Transcribe the material below exactly as it appears.

>> start DATA EXTRACT

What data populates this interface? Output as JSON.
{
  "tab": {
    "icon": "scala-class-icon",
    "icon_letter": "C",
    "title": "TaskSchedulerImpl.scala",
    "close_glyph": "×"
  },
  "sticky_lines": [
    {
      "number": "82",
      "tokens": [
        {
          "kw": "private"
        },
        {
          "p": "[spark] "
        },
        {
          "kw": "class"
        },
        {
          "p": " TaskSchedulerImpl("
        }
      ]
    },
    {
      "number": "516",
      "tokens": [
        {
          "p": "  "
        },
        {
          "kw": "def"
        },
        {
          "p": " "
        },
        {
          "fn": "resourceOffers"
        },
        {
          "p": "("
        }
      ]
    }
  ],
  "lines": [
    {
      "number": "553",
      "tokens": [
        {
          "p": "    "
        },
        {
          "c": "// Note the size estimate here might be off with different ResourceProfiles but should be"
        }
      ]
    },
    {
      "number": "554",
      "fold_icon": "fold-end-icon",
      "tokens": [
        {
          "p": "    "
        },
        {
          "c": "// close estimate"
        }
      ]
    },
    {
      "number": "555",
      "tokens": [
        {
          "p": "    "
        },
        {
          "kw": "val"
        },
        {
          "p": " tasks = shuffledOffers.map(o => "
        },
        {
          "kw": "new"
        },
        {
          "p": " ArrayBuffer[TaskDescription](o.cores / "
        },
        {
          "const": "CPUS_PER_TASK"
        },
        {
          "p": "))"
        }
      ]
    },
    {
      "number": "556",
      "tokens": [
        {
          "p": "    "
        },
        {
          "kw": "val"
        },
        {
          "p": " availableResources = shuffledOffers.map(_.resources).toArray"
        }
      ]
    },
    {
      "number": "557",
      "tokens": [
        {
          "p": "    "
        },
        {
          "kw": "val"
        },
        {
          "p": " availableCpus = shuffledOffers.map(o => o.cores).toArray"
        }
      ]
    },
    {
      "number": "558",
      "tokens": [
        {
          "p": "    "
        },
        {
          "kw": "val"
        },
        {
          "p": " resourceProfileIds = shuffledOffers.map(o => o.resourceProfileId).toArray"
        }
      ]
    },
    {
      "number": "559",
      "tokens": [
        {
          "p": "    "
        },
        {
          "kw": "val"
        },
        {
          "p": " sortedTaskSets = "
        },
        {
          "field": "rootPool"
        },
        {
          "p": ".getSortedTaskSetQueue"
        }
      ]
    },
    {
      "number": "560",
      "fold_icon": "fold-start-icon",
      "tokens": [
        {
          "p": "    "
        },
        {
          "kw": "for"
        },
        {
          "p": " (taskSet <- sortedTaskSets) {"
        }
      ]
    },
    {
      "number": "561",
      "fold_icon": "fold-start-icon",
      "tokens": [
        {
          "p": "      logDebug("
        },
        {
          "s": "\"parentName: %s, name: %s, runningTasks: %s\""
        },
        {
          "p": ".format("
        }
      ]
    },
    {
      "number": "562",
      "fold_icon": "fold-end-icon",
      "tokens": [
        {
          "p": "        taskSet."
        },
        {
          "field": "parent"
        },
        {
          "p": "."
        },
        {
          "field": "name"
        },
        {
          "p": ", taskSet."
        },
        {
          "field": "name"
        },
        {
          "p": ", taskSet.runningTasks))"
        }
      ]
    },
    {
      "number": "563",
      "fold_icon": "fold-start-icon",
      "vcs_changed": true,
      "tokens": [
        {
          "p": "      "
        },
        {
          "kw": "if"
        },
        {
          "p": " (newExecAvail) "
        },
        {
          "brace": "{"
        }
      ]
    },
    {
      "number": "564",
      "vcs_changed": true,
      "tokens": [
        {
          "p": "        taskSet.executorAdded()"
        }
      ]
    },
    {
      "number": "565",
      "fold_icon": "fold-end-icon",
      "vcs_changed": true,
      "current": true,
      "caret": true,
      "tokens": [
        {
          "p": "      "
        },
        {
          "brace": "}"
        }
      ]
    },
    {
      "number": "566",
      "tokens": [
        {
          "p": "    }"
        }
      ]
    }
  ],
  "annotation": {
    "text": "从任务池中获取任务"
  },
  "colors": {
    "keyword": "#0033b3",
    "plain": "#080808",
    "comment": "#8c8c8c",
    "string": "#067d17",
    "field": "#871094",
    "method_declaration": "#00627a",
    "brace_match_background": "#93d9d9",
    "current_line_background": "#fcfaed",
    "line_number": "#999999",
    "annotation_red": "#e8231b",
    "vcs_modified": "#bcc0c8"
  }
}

>> end DATA EXTRACT

> SOLUTION:
What data populates this interface? Output as JSON.
{
  "tab": {
    "icon": "scala-class-icon",
    "icon_letter": "C",
    "title": "TaskSchedulerImpl.scala",
    "close_glyph": "×"
  },
  "sticky_lines": [
    {
      "number": "82",
      "tokens": [
        {
          "kw": "private"
        },
        {
          "p": "[spark] "
        },
        {
          "kw": "class"
        },
        {
          "p": " TaskSchedulerImpl("
        }
      ]
    },
    {
      "number": "516",
      "tokens": [
        {
          "p": "  "
        },
        {
          "kw": "def"
        },
        {
          "p": " "
        },
        {
          "fn": "resourceOffers"
        },
        {
          "p": "("
        }
      ]
    }
  ],
  "lines": [
    {
      "number": "553",
      "tokens": [
        {
          "p": "    "
        },
        {
          "c": "// Note the size estimate here might be off with different ResourceProfiles but should be"
        }
      ]
    },
    {
      "number": "554",
      "fold_icon": "fold-end-icon",
      "tokens": [
        {
          "p": "    "
        },
        {
          "c": "// close estimate"
        }
      ]
    },
    {
      "number": "555",
      "tokens": [
        {
          "p": "    "
        },
        {
          "kw": "val"
        },
        {
          "p": " tasks = shuffledOffers.map(o => "
        },
        {
          "kw": "new"
        },
        {
          "p": " ArrayBuffer[TaskDescription](o.cores / "
        },
        {
          "const": "CPUS_PER_TASK"
        },
        {
          "p": "))"
        }
      ]
    },
    {
      "number": "556",
      "tokens": [
        {
          "p": "    "
        },
        {
          "kw": "val"
        },
        {
          "p": " availableResources = shuffledOffers.map(_.resources).toArray"
        }
      ]
    },
    {
      "number": "557",
      "tokens": [
        {
          "p": "    "
        },
        {
          "kw": "val"
        },
        {
          "p": " availableCpus = shuffledOffers.map(o => o.cores).toArray"
        }
      ]
    },
    {
      "number": "558",
      "tokens": [
        {
          "p": "    "
        },
        {
          "kw": "val"
        },
        {
          "p": " resourceProfileIds = shuffledOffers.map(o => o.resourceProfileId).toArray"
        }
      ]
    },
    {
      "number": "559",
      "tokens": [
        {
          "p": "    "
        },
        {
          "kw": "val"
        },
        {
          "p": " sortedTaskSets = "
        },
        {
          "field": "rootPool"
        },
        {
          "p": ".getSortedTaskSetQueue"
        }
      ]
    },
    {
      "number": "560",
      "fold_icon": "fold-start-icon",
      "tokens": [
        {
          "p": "    "
        },
        {
          "kw": "for"
        },
        {
          "p": " (taskSet <- sortedTaskSets) {"
        }
      ]
    },
    {
      "number": "561",
      "fold_icon": "fold-start-icon",
      "tokens": [
        {
          "p": "      logDebug("
        },
        {
          "s": "\"parentName: %s, name: %s, runningTasks: %s\""
        },
        {
          "p": ".format("
        }
      ]
    },
    {
      "number": "562",
      "fold_icon": "fold-end-icon",
      "tokens": [
        {
          "p": "        taskSet."
        },
        {
          "field": "parent"
        },
        {
          "p": "."
        },
        {
          "field": "name"
        },
        {
          "p": ", taskSet."
        },
        {
          "field": "name"
        },
        {
          "p": ", taskSet.runningTasks))"
        }
      ]
    },
    {
      "number": "563",
      "fold_icon": "fold-start-icon",
      "vcs_changed": true,
      "tokens": [
        {
          "p": "      "
        },
        {
          "kw": "if"
        },
        {
          "p": " (newExecAvail) "
        },
        {
          "brace": "{"
        }
      ]
    },
    {
      "number": "564",
      "vcs_changed": true,
      "tokens": [
        {
          "p": "        taskSet.executorAdded()"
        }
      ]
    },
    {
      "number": "565",
      "fold_icon": "fold-end-icon",
      "vcs_changed": true,
      "current": true,
      "caret": true,
      "tokens": [
        {
          "p": "      "
        },
        {
          "brace": "}"
        }
      ]
    },
    {
      "number": "566",
      "tokens": [
        {
          "p": "    }"
        }
      ]
    }
  ],
  "annotation": {
    "text": "从任务池中获取任务"
  },
  "colors": {
    "keyword": "#0033b3",
    "plain": "#080808",
    "comment": "#8c8c8c",
    "string": "#067d17",
    "field": "#871094",
    "method_declaration": "#00627a",
    "brace_match_background": "#93d9d9",
    "current_line_background": "#fcfaed",
    "line_number": "#999999",
    "annotation_red": "#e8231b",
    "vcs_modified": "#bcc0c8"
  }
}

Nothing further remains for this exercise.